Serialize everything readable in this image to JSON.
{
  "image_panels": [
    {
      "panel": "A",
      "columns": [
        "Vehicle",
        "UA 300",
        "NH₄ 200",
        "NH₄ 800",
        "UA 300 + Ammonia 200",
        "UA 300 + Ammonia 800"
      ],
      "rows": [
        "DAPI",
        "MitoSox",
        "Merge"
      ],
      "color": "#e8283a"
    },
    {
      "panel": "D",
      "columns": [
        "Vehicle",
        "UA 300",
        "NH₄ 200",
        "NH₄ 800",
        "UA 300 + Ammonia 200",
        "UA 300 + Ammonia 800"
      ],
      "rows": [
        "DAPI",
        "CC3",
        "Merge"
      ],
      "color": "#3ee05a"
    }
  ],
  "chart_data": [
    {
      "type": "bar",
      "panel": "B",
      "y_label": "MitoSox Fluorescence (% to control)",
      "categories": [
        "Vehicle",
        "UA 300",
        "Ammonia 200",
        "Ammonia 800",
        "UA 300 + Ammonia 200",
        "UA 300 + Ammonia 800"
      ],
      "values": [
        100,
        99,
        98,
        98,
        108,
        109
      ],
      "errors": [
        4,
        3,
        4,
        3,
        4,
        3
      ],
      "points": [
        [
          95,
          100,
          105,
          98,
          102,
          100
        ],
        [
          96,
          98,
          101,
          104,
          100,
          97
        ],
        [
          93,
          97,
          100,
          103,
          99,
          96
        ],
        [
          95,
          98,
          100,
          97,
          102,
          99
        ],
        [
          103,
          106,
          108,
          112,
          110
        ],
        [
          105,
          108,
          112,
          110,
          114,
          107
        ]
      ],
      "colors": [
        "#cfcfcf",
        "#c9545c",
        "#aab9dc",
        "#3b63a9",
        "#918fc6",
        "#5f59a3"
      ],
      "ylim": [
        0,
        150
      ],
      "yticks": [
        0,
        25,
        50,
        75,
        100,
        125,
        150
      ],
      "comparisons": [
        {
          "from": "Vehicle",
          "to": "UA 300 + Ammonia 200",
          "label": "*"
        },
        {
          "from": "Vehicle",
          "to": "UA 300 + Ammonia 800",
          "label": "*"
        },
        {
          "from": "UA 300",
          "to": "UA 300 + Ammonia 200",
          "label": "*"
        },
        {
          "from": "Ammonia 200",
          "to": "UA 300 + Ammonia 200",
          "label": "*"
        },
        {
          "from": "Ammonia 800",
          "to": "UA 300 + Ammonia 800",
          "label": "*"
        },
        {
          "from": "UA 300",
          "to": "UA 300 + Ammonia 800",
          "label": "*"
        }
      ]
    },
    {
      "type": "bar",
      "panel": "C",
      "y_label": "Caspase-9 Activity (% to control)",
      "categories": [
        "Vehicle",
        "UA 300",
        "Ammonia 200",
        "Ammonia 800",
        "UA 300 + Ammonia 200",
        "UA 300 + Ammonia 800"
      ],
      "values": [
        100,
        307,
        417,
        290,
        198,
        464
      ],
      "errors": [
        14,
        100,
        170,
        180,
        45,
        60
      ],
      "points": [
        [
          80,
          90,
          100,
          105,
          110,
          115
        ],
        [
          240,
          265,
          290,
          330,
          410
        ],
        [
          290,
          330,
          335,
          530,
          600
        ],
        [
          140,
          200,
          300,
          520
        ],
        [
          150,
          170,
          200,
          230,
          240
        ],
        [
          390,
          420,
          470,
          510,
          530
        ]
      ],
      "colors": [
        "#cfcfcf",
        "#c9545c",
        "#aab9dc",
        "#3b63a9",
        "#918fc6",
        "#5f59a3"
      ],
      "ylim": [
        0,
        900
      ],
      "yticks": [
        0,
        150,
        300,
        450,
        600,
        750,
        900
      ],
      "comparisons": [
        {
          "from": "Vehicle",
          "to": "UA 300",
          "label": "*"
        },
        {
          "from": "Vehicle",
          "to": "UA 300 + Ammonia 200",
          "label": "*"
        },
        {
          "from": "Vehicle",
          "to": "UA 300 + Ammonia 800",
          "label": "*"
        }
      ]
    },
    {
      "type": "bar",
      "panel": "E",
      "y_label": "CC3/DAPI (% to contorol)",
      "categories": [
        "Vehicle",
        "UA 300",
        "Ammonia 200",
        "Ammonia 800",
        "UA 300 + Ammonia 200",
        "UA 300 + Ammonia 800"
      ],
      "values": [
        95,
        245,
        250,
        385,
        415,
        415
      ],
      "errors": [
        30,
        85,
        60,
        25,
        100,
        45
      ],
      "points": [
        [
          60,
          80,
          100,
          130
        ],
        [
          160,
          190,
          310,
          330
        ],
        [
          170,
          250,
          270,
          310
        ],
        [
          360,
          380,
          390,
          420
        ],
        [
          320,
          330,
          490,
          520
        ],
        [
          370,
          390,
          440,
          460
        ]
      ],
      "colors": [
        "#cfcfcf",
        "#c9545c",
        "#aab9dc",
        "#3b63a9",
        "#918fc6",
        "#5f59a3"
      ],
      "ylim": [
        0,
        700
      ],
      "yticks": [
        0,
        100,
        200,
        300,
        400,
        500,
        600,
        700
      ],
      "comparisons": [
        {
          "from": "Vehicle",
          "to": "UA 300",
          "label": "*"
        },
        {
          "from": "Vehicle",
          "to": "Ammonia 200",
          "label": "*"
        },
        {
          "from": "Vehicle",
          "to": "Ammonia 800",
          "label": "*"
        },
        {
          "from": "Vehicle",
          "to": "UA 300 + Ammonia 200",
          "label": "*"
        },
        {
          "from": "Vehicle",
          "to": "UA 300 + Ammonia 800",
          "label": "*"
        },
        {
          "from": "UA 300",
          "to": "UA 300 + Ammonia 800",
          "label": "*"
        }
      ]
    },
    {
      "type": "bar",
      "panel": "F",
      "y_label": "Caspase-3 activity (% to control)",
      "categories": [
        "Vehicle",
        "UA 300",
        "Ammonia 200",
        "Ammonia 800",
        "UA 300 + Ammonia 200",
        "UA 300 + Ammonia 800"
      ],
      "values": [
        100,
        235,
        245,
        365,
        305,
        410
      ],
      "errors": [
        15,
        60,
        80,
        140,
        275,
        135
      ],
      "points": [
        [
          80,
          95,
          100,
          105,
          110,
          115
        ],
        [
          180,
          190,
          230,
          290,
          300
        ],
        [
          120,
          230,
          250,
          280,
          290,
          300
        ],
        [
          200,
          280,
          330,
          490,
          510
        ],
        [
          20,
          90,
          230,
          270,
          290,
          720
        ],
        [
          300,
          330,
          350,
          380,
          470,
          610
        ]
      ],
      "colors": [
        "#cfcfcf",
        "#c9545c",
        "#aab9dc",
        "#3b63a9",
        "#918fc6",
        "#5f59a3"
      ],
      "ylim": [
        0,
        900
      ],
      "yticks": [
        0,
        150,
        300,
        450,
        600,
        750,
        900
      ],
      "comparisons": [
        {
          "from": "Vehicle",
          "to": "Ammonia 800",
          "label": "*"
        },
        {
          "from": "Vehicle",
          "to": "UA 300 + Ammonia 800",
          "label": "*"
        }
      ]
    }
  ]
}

═══

Your task is to repeat the data exactly; please include every line.

Serialize everything readable in this image to JSON.
{
  "image_panels": [
    {
      "panel": "A",
      "columns": [
        "Vehicle",
        "UA 300",
        "NH₄ 200",
        "NH₄ 800",
        "UA 300 + Ammonia 200",
        "UA 300 + Ammonia 800"
      ],
      "rows": [
        "DAPI",
        "MitoSox",
        "Merge"
      ],
      "color": "#e8283a"
    },
    {
      "panel": "D",
      "columns": [
        "Vehicle",
        "UA 300",
        "NH₄ 200",
        "NH₄ 800",
        "UA 300 + Ammonia 200",
        "UA 300 + Ammonia 800"
      ],
      "rows": [
        "DAPI",
        "CC3",
        "Merge"
      ],
      "color": "#3ee05a"
    }
  ],
  "chart_data": [
    {
      "type": "bar",
      "panel": "B",
      "y_label": "MitoSox Fluorescence (% to control)",
      "categories": [
        "Vehicle",
        "UA 300",
        "Ammonia 200",
        "Ammonia 800",
        "UA 300 + Ammonia 200",
        "UA 300 + Ammonia 800"
      ],
      "values": [
        100,
        99,
        98,
        98,
        108,
        109
      ],
      "errors": [
        4,
        3,
        4,
        3,
        4,
        3
      ],
      "points": [
        [
          95,
          100,
          105,
          98,
          102,
          100
        ],
        [
          96,
          98,
          101,
          104,
          100,
          97
        ],
        [
          93,
          97,
          100,
          103,
          99,
          96
        ],
        [
          95,
          98,
          100,
          97,
          102,
          99
        ],
        [
          103,
          106,
          108,
          112,
          110
        ],
        [
          105,
          108,
          112,
          110,
          114,
          107
        ]
      ],
      "colors": [
        "#cfcfcf",
        "#c9545c",
        "#aab9dc",
        "#3b63a9",
        "#918fc6",
        "#5f59a3"
      ],
      "ylim": [
        0,
        150
      ],
      "yticks": [
        0,
        25,
        50,
        75,
        100,
        125,
        150
      ],
      "comparisons": [
        {
          "from": "Vehicle",
          "to": "UA 300 + Ammonia 200",
          "label": "*"
        },
        {
          "from": "Vehicle",
          "to": "UA 300 + Ammonia 800",
          "label": "*"
        },
        {
          "from": "UA 300",
          "to": "UA 300 + Ammonia 200",
          "label": "*"
        },
        {
          "from": "Ammonia 200",
          "to": "UA 300 + Ammonia 200",
          "label": "*"
        },
        {
          "from": "Ammonia 800",
          "to": "UA 300 + Ammonia 800",
          "label": "*"
        },
        {
          "from": "UA 300",
          "to": "UA 300 + Ammonia 800",
          "label": "*"
        }
      ]
    },
    {
      "type": "bar",
      "panel": "C",
      "y_label": "Caspase-9 Activity (% to control)",
      "categories": [
        "Vehicle",
        "UA 300",
        "Ammonia 200",
        "Ammonia 800",
        "UA 300 + Ammonia 200",
        "UA 300 + Ammonia 800"
      ],
      "values": [
        100,
        307,
        417,
        290,
        198,
        464
      ],
      "errors": [
        14,
        100,
        170,
        180,
        45,
        60
      ],
      "points": [
        [
          80,
          90,
          100,
          105,
          110,
          115
        ],
        [
          240,
          265,
          290,
          330,
          410
        ],
        [
          290,
          330,
          335,
          530,
          600
        ],
        [
          140,
          200,
          300,
          520
        ],
        [
          150,
          170,
          200,
          230,
          240
        ],
        [
          390,
          420,
          470,
          510,
          530
        ]
      ],
      "colors": [
        "#cfcfcf",
        "#c9545c",
        "#aab9dc",
        "#3b63a9",
        "#918fc6",
        "#5f59a3"
      ],
      "ylim": [
        0,
        900
      ],
      "yticks": [
        0,
        150,
        300,
        450,
        600,
        750,
        900
      ],
      "comparisons": [
        {
          "from": "Vehicle",
          "to": "UA 300",
          "label": "*"
        },
        {
          "from": "Vehicle",
          "to": "UA 300 + Ammonia 200",
          "label": "*"
        },
        {
          "from": "Vehicle",
          "to": "UA 300 + Ammonia 800",
          "label": "*"
        }
      ]
    },
    {
      "type": "bar",
      "panel": "E",
      "y_label": "CC3/DAPI (% to contorol)",
      "categories": [
        "Vehicle",
        "UA 300",
        "Ammonia 200",
        "Ammonia 800",
        "UA 300 + Ammonia 200",
        "UA 300 + Ammonia 800"
      ],
      "values": [
        95,
        245,
        250,
        385,
        415,
        415
      ],
      "errors": [
        30,
        85,
        60,
        25,
        100,
        45
      ],
      "points": [
        [
          60,
          80,
          100,
          130
        ],
        [
          160,
          190,
          310,
          330
        ],
        [
          170,
          250,
          270,
          310
        ],
        [
          360,
          380,
          390,
          420
        ],
        [
          320,
          330,
          490,
          520
        ],
        [
          370,
          390,
          440,
          460
        ]
      ],
      "colors": [
        "#cfcfcf",
        "#c9545c",
        "#aab9dc",
        "#3b63a9",
        "#918fc6",
        "#5f59a3"
      ],
      "ylim": [
        0,
        700
      ],
      "yticks": [
        0,
        100,
        200,
        300,
        400,
        500,
        600,
        700
      ],
      "comparisons": [
        {
          "from": "Vehicle",
          "to": "UA 300",
          "label": "*"
        },
        {
          "from": "Vehicle",
          "to": "Ammonia 200",
          "label": "*"
        },
        {
          "from": "Vehicle",
          "to": "Ammonia 800",
          "label": "*"
        },
        {
          "from": "Vehicle",
          "to": "UA 300 + Ammonia 200",
          "label": "*"
        },
        {
          "from": "Vehicle",
          "to": "UA 300 + Ammonia 800",
          "label": "*"
        },
        {
          "from": "UA 300",
          "to": "UA 300 + Ammonia 800",
          "label": "*"
        }
      ]
    },
    {
      "type": "bar",
      "panel": "F",
      "y_label": "Caspase-3 activity (% to control)",
      "categories": [
        "Vehicle",
        "UA 300",
        "Ammonia 200",
        "Ammonia 800",
        "UA 300 + Ammonia 200",
        "UA 300 + Ammonia 800"
      ],
      "values": [
        100,
        235,
        245,
        365,
        305,
        410
      ],
      "errors": [
        15,
        60,
        80,
        140,
        275,
        135
      ],
      "points": [
        [
          80,
          95,
          100,
          105,
          110,
          115
        ],
        [
          180,
          190,
          230,
          290,
          300
        ],
        [
          120,
          230,
          250,
          280,
          290,
          300
        ],
        [
          200,
          280,
          330,
          490,
          510
        ],
        [
          20,
          90,
          230,
          270,
          290,
          720
        ],
        [
          300,
          330,
          350,
          380,
          470,
          610
        ]
      ],
      "colors": [
        "#cfcfcf",
        "#c9545c",
        "#aab9dc",
        "#3b63a9",
        "#918fc6",
        "#5f59a3"
      ],
      "ylim": [
        0,
        900
      ],
      "yticks": [
        0,
        150,
        300,
        450,
        600,
        750,
        900
      ],
      "comparisons": [
        {
          "from": "Vehicle",
          "to": "Ammonia 800",
          "label": "*"
        },
        {
          "from": "Vehicle",
          "to": "UA 300 + Ammonia 800",
          "label": "*"
        }
      ]
    }
  ]
}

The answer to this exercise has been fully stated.